Set problem
Lay out the data below as a JSON list of strings, with one string for each line. Skip blank lines and leave the pictures out.

Stored records:
┄┄┄┄┄┄┄┄┄┄┄┄┄┄┄┄┄┄┄┄

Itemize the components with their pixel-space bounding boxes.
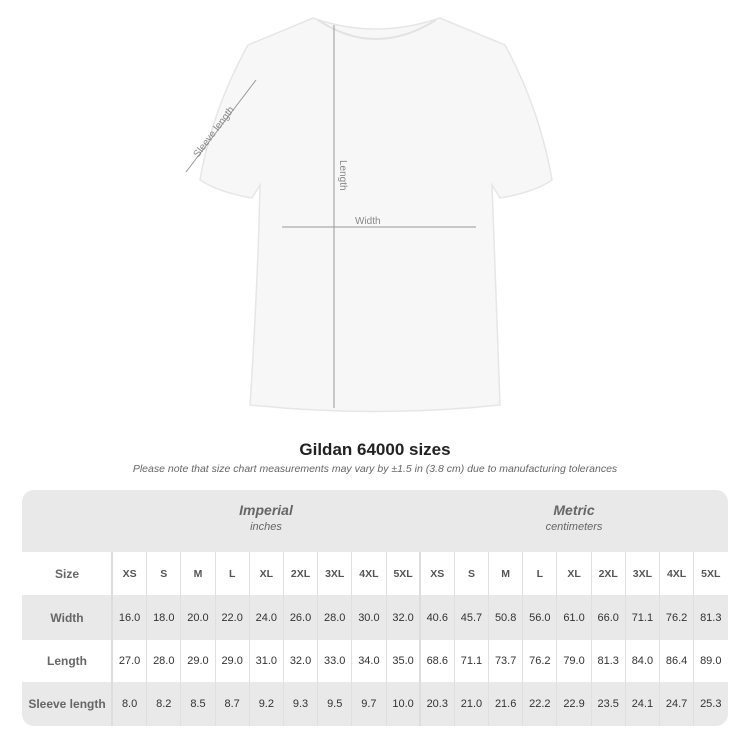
table-cell: M [488,552,522,595]
table-cell: 27.0 [112,640,146,682]
table-cell: 8.0 [112,682,146,726]
table-cell: 23.5 [590,682,625,726]
table-cell: 9.5 [317,682,351,726]
table-cell: 21.6 [488,682,522,726]
table-cell: 22.0 [214,595,249,640]
table-cell: 28.0 [317,595,351,640]
table-row: Width 16.0 18.0 20.0 22.0 24.0 26.0 28.0 30.0 32.… [22,595,728,640]
table-cell: M [180,552,214,595]
table-cell: 9.3 [282,682,317,726]
table-cell: 33.0 [317,640,351,682]
table-cell: 24.7 [659,682,693,726]
table-cell: 71.1 [453,640,488,682]
table-row: Sleeve length 8.0 8.2 8.5 8.7 9.2 9.3 9.5 9.7 10.… [22,682,728,726]
table-cell: 84.0 [624,640,659,682]
chart-title: Gildan 64000 sizes [299,440,451,459]
imperial-title: Imperial [239,502,293,518]
table-cell: 73.7 [488,640,522,682]
row-label: Sleeve length [28,697,106,711]
length-label: Length [337,160,348,191]
table-cell: S [146,552,180,595]
collar [317,19,437,40]
table-cell: 76.2 [659,595,693,640]
table-cell: 71.1 [624,595,659,640]
table-cell: 89.0 [693,640,727,682]
table-cell: 26.0 [282,595,317,640]
table-cell: 29.0 [180,640,214,682]
tshirt-diagram: Length Width Sleeve length [185,17,553,413]
table-cell: 9.2 [248,682,283,726]
table-cell: 31.0 [248,640,283,682]
metric-title: Metric [553,502,595,518]
table-cell: 5XL [385,552,420,595]
table-cell: 35.0 [385,640,420,682]
table-cell: XS [419,552,454,595]
table-cell: 34.0 [351,640,385,682]
table-cell: 22.2 [522,682,556,726]
imperial-group: Imperial inches [112,502,420,533]
row-label: Length [47,654,87,668]
table-cell: 4XL [659,552,693,595]
imperial-unit: inches [250,521,282,533]
table-cell: 28.0 [146,640,180,682]
table-cell: 25.3 [693,682,727,726]
table-cell: 3XL [317,552,351,595]
table-cell: 20.0 [180,595,214,640]
row-label: Size [54,566,79,581]
table-row: Length 27.0 28.0 29.0 29.0 31.0 32.0 33.0 34.0 35… [22,640,728,682]
table-cell: 5XL [693,552,727,595]
table-cell: 68.6 [419,640,454,682]
table-cell: 4XL [351,552,385,595]
table-cell: 3XL [624,552,659,595]
tshirt-shape [199,17,553,413]
metric-unit: centimeters [545,521,603,533]
table-cell: 29.0 [214,640,249,682]
table-cell: 8.5 [180,682,214,726]
size-header-row: Size XS S M L XL 2XL 3XL 4XL 5XL XS S M L XL 2XL 3XL 4XL 5… [22,552,728,595]
table-cell: L [214,552,249,595]
table-cell: XL [248,552,283,595]
table-cell: 21.0 [453,682,488,726]
table-cell: S [453,552,488,595]
table-cell: L [522,552,556,595]
size-table: Imperial inches Metric centimeters Size X… [22,490,728,726]
table-cell: 8.7 [214,682,249,726]
table-cell: 50.8 [488,595,522,640]
table-cell: 32.0 [282,640,317,682]
table-cell: 24.1 [624,682,659,726]
table-cell: 9.7 [351,682,385,726]
table-cell: 30.0 [351,595,385,640]
unit-divider [419,552,421,726]
metric-group: Metric centimeters [420,502,728,533]
table-cell: 45.7 [453,595,488,640]
table-cell: 22.9 [556,682,590,726]
table-cell: 81.3 [590,640,625,682]
table-cell: 24.0 [248,595,283,640]
table-cell: XS [112,552,146,595]
table-cell: 18.0 [146,595,180,640]
width-label: Width [355,216,381,227]
table-cell: 20.3 [419,682,454,726]
table-cell: 81.3 [693,595,727,640]
table-header: Imperial inches Metric centimeters [22,490,728,552]
table-cell: 79.0 [556,640,590,682]
table-cell: 40.6 [419,595,454,640]
table-cell: 32.0 [385,595,420,640]
row-label: Width [50,610,84,625]
table-cell: 10.0 [385,682,420,726]
measure-lines [185,25,476,408]
table-cell: XL [556,552,590,595]
table-cell: 76.2 [522,640,556,682]
label-divider [111,552,113,726]
table-cell: 61.0 [556,595,590,640]
table-cell: 2XL [590,552,625,595]
table-cell: 66.0 [590,595,625,640]
table-cell: 2XL [282,552,317,595]
table-cell: 86.4 [659,640,693,682]
table-cell: 8.2 [146,682,180,726]
tolerance-note: Please note that size chart measurements… [132,463,618,475]
table-cell: 16.0 [112,595,146,640]
table-cell: 56.0 [522,595,556,640]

┄┄┄┄┄┄┄┄┄┄┄┄┄┄┄┄┄┄┄┄

Task output
[
  "Itemize the components with their pixel-space bounding boxes.",
  "table-cell: M [488,552,522,595]",
  "table-cell: 27.0 [112,640,146,682]",
  "table-cell: 8.0 [112,682,146,726]",
  "table-cell: 23.5 [590,682,625,726]",
  "table-cell: 9.5 [317,682,351,726]",
  "table-cell: 21.6 [488,682,522,726]",
  "table-cell: 22.0 [214,595,249,640]",
  "table-cell: 28.0 [317,595,351,640]",
  "table-row: Width 16.0 18.0 20.0 22.0 24.0 26.0 28.0 30.0 32.… [22,595,728,640]",
  "table-cell: M [180,552,214,595]",
  "table-cell: 9.3 [282,682,317,726]",
  "table-cell: 33.0 [317,640,351,682]",
  "table-cell: 24.7 [659,682,693,726]",
  "table-cell: 71.1 [453,640,488,682]",
  "table-row: Sleeve length 8.0 8.2 8.5 8.7 9.2 9.3 9.5 9.7 10.… [22,682,728,726]",
  "table-cell: 84.0 [624,640,659,682]",
  "chart-title: Gildan 64000 sizes [299,440,451,459]",
  "imperial-title: Imperial [239,502,293,518]",
  "table-cell: 73.7 [488,640,522,682]",
  "row-label: Sleeve length [28,697,106,711]",
  "length-label: Length [337,160,348,191]",
  "table-cell: S [146,552,180,595]",
  "collar [317,19,437,40]",
  "table-cell: 76.2 [659,595,693,640]",
  "table-cell: 71.1 [624,595,659,640]",
  "table-cell: 89.0 [693,640,727,682]",
  "table-cell: 26.0 [282,595,317,640]",
  "table-cell: 29.0 [180,640,214,682]",
  "tshirt-diagram: Length Width Sleeve length [185,17,553,413]",
  "table-cell: 9.2 [248,682,283,726]",
  "table-cell: 31.0 [248,640,283,682]",
  "metric-title: Metric [553,502,595,518]",
  "table-cell: 5XL [385,552,420,595]",
  "table-cell: 35.0 [385,640,420,682]",
  "table-cell: XS [419,552,454,595]",
  "table-cell: 34.0 [351,640,385,682]",
  "table-cell: 22.2 [522,682,556,726]",
  "imperial-group: Imperial inches [112,502,420,533]",
  "row-label: Length [47,654,87,668]",
  "table-cell: 4XL [659,552,693,595]",
  "imperial-unit: inches [250,521,282,533]",
  "table-cell: 28.0 [146,640,180,682]",
  "table-cell: 25.3 [693,682,727,726]",
  "table-cell: 3XL [317,552,351,595]",
  "table-cell: 20.0 [180,595,214,640]",
  "row-label: Size [54,566,79,581]",
  "table-row: Length 27.0 28.0 29.0 29.0 31.0 32.0 33.0 34.0 35… [22,640,728,682]",
  "table-cell: 5XL [693,552,727,595]",
  "table-cell: 68.6 [419,640,454,682]",
  "table-cell: 4XL [351,552,385,595]",
  "table-cell: 3XL [624,552,659,595]",
  "tshirt-shape [199,17,553,413]",
  "metric-unit: centimeters [545,521,603,533]",
  "table-cell: 29.0 [214,640,249,682]",
  "table-cell: 8.5 [180,682,214,726]",
  "size-header-row: Size XS S M L XL 2XL 3XL 4XL 5XL XS S M L XL 2XL 3XL 4XL 5… [22,552,728,595]",
  "table-cell: L [214,552,249,595]",
  "table-cell: XL [248,552,283,595]",
  "table-cell: 21.0 [453,682,488,726]",
  "table-cell: S [453,552,488,595]",
  "table-cell: L [522,552,556,595]",
  "size-table: Imperial inches Metric centimeters Size X… [22,490,728,726]",
  "table-cell: 8.7 [214,682,249,726]",
  "table-cell: 50.8 [488,595,522,640]",
  "table-cell: 32.0 [282,640,317,682]",
  "table-cell: 24.1 [624,682,659,726]",
  "table-cell: 9.7 [351,682,385,726]",
  "table-cell: 30.0 [351,595,385,640]",
  "unit-divider [419,552,421,726]",
  "metric-group: Metric centimeters [420,502,728,533]",
  "table-cell: 45.7 [453,595,488,640]",
  "table-cell: 22.9 [556,682,590,726]",
  "table-cell: 81.3 [590,640,625,682]",
  "table-cell: 24.0 [248,595,283,640]",
  "table-cell: XS [112,552,146,595]",
  "table-cell: 18.0 [146,595,180,640]",
  "width-label: Width [355,216,381,227]",
  "table-cell: 20.3 [419,682,454,726]",
  "table-cell: 81.3 [693,595,727,640]",
  "table-header: Imperial inches Metric centimeters [22,490,728,552]",
  "table-cell: 79.0 [556,640,590,682]",
  "table-cell: 40.6 [419,595,454,640]",
  "table-cell: 32.0 [385,595,420,640]",
  "row-label: Width [50,610,84,625]",
  "table-cell: 10.0 [385,682,420,726]",
  "measure-lines [185,25,476,408]",
  "table-cell: XL [556,552,590,595]",
  "table-cell: 76.2 [522,640,556,682]",
  "label-divider [111,552,113,726]",
  "table-cell: 61.0 [556,595,590,640]",
  "table-cell: 2XL [590,552,625,595]",
  "table-cell: 66.0 [590,595,625,640]",
  "table-cell: 2XL [282,552,317,595]",
  "table-cell: 86.4 [659,640,693,682]",
  "table-cell: 8.2 [146,682,180,726]",
  "tolerance-note: Please note that size chart measurements… [132,463,618,475]",
  "table-cell: 16.0 [112,595,146,640]",
  "table-cell: 56.0 [522,595,556,640]"
]